What is asked: Copy each line below that contains "screenshot".
______________________________
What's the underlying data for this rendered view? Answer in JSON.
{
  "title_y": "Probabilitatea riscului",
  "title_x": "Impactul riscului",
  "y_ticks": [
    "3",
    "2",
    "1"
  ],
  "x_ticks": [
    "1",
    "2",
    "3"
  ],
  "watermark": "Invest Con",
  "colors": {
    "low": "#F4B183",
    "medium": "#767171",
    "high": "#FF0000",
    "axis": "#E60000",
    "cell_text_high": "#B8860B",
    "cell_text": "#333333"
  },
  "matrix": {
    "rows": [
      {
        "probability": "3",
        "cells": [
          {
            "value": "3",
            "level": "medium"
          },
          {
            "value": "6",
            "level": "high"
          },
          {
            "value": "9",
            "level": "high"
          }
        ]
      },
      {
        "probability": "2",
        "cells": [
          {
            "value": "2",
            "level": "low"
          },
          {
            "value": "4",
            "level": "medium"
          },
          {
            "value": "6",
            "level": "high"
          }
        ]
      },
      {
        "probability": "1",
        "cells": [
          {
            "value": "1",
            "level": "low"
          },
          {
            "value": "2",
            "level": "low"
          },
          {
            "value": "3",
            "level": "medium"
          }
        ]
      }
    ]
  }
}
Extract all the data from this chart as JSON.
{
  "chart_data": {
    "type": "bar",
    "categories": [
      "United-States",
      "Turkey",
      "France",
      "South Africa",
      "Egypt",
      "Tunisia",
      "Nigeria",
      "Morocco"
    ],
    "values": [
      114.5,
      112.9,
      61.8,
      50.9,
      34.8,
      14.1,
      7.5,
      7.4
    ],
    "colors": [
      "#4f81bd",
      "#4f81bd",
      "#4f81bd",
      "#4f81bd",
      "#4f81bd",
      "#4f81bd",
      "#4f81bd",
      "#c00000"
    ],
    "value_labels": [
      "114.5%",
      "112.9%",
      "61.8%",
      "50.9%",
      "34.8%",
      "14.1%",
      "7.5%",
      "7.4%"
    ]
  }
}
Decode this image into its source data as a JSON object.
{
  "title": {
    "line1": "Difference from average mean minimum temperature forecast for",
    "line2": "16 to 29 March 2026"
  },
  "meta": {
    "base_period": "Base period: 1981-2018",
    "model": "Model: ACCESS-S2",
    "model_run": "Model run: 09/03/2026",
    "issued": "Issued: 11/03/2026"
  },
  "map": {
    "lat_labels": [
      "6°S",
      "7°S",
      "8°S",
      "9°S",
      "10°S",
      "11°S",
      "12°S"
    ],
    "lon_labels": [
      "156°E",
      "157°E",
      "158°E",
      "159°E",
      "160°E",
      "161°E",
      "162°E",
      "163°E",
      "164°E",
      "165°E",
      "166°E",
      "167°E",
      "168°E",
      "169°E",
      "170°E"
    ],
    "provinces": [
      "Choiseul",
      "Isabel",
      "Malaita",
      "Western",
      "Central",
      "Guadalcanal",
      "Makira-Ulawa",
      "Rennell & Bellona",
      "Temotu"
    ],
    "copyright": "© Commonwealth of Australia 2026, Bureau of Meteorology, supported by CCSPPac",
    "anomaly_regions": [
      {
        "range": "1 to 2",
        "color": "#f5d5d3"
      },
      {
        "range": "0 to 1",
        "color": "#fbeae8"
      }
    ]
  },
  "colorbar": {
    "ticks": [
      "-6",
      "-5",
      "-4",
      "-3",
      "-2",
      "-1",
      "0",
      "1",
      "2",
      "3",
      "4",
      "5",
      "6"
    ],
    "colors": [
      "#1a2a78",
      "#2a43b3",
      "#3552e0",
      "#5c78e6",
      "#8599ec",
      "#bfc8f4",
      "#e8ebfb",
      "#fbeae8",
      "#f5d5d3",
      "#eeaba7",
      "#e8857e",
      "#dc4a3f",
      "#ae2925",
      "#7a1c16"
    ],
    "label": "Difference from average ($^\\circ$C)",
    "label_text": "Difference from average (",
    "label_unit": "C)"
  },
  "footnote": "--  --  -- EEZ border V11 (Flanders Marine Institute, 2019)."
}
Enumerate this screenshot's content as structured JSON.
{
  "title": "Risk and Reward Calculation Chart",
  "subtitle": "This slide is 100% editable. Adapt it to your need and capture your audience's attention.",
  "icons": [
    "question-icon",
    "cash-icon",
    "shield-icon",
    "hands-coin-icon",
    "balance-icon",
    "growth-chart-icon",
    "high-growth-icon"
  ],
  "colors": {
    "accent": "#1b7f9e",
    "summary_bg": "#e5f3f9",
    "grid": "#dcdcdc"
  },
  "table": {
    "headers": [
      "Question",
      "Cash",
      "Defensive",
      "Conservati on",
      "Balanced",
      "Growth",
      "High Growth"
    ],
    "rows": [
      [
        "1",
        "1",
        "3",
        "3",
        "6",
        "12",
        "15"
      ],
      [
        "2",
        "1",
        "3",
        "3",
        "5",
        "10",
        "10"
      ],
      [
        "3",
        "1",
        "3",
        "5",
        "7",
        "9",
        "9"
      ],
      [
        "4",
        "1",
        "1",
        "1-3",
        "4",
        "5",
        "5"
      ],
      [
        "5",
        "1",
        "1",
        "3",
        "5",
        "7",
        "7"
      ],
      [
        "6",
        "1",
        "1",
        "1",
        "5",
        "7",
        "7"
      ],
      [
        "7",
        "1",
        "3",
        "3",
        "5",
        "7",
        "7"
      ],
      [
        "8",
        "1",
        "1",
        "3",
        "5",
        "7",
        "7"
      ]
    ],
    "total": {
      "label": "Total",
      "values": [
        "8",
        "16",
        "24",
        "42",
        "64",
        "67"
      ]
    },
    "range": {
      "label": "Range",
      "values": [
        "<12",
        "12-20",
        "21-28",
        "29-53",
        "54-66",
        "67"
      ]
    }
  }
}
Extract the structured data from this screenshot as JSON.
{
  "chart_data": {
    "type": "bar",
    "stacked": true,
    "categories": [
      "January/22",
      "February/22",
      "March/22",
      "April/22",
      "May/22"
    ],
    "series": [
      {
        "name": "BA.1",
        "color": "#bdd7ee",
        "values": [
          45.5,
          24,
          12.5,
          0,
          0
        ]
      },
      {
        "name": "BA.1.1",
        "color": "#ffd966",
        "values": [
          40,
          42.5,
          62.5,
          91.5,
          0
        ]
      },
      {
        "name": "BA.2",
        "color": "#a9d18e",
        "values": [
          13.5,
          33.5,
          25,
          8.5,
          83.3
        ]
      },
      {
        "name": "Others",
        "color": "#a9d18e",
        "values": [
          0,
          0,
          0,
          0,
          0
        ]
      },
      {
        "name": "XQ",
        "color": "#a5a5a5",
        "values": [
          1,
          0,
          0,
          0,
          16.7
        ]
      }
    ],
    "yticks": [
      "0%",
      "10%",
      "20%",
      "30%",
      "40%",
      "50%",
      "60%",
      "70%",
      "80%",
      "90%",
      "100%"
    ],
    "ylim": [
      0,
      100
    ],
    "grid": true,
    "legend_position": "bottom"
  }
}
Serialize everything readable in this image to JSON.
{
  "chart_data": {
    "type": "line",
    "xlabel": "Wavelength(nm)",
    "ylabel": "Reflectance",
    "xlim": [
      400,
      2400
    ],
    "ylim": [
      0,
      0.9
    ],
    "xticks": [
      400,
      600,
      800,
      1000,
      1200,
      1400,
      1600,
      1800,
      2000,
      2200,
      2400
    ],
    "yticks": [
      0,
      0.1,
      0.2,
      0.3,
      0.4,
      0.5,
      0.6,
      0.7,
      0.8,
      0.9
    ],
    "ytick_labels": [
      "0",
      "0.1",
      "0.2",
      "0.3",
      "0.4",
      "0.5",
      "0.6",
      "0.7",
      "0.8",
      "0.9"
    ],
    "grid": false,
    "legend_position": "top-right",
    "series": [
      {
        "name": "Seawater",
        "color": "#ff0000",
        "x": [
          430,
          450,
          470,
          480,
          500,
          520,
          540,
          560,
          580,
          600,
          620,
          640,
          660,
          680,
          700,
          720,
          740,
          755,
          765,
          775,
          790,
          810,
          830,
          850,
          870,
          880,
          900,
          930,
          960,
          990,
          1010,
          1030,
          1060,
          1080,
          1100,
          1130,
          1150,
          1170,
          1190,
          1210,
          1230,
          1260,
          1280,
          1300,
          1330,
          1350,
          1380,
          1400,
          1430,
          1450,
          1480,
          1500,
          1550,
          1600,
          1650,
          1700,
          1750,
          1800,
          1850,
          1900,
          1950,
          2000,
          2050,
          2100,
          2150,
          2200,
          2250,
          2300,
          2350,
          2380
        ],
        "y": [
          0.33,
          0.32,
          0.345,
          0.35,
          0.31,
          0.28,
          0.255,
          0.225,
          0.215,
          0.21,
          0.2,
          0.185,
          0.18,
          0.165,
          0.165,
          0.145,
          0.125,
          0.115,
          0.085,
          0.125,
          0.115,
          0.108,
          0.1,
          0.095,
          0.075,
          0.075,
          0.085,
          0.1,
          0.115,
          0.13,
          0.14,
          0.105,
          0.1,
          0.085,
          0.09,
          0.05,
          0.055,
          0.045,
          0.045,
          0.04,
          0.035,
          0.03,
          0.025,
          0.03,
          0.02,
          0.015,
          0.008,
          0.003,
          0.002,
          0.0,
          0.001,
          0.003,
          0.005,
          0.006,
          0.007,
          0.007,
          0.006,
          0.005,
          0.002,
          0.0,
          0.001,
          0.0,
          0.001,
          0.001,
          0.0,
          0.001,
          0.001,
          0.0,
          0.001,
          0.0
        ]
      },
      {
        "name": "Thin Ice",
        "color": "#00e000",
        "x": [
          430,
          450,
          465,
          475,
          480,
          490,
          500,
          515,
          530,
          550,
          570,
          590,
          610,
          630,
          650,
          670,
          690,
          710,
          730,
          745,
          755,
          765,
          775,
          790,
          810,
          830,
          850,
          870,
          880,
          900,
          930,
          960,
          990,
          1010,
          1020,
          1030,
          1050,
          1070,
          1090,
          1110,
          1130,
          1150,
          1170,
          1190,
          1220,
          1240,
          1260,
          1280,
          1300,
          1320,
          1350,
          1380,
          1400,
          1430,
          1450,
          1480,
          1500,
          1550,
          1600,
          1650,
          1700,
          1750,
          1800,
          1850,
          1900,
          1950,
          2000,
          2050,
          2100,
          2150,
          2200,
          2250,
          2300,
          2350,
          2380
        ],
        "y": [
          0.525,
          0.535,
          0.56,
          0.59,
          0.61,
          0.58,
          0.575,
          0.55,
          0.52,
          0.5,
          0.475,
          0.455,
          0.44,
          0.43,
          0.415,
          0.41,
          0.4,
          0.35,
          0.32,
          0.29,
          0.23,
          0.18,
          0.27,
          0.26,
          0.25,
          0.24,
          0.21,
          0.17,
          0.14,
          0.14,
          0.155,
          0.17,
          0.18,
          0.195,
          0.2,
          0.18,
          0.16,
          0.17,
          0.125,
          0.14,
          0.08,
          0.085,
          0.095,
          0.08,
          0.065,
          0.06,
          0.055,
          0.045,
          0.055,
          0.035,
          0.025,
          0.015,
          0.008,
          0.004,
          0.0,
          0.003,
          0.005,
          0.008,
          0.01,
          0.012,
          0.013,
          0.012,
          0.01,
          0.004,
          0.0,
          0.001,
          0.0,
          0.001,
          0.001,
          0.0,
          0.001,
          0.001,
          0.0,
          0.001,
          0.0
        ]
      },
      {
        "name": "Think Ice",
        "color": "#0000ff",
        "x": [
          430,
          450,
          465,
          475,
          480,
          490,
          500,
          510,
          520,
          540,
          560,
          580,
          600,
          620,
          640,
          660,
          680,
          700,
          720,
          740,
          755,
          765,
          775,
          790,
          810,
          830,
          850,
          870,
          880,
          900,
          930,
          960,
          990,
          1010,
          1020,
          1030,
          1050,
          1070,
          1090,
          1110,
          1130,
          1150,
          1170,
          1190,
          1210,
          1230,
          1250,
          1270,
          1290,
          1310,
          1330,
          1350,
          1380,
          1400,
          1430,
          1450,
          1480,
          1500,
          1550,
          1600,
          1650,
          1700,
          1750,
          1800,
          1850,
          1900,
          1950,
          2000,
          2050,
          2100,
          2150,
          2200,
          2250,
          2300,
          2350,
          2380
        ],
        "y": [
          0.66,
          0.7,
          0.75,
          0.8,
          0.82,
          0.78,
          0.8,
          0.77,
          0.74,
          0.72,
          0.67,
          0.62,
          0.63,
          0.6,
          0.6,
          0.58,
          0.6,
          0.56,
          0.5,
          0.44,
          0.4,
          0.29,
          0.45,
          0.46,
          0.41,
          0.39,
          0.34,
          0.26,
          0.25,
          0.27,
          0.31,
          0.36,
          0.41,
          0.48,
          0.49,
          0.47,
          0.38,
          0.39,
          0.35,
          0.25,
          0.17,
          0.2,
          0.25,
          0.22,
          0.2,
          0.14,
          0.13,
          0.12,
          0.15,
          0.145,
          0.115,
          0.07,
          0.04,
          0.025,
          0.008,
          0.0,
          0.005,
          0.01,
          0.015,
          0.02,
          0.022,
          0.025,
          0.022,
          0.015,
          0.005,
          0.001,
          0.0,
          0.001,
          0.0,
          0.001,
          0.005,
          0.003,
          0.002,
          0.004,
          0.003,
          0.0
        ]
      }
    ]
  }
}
______________________________
Correct output:
Enumerate this screenshot's content as structured JSON.
Extract the structured data from this screenshot as JSON.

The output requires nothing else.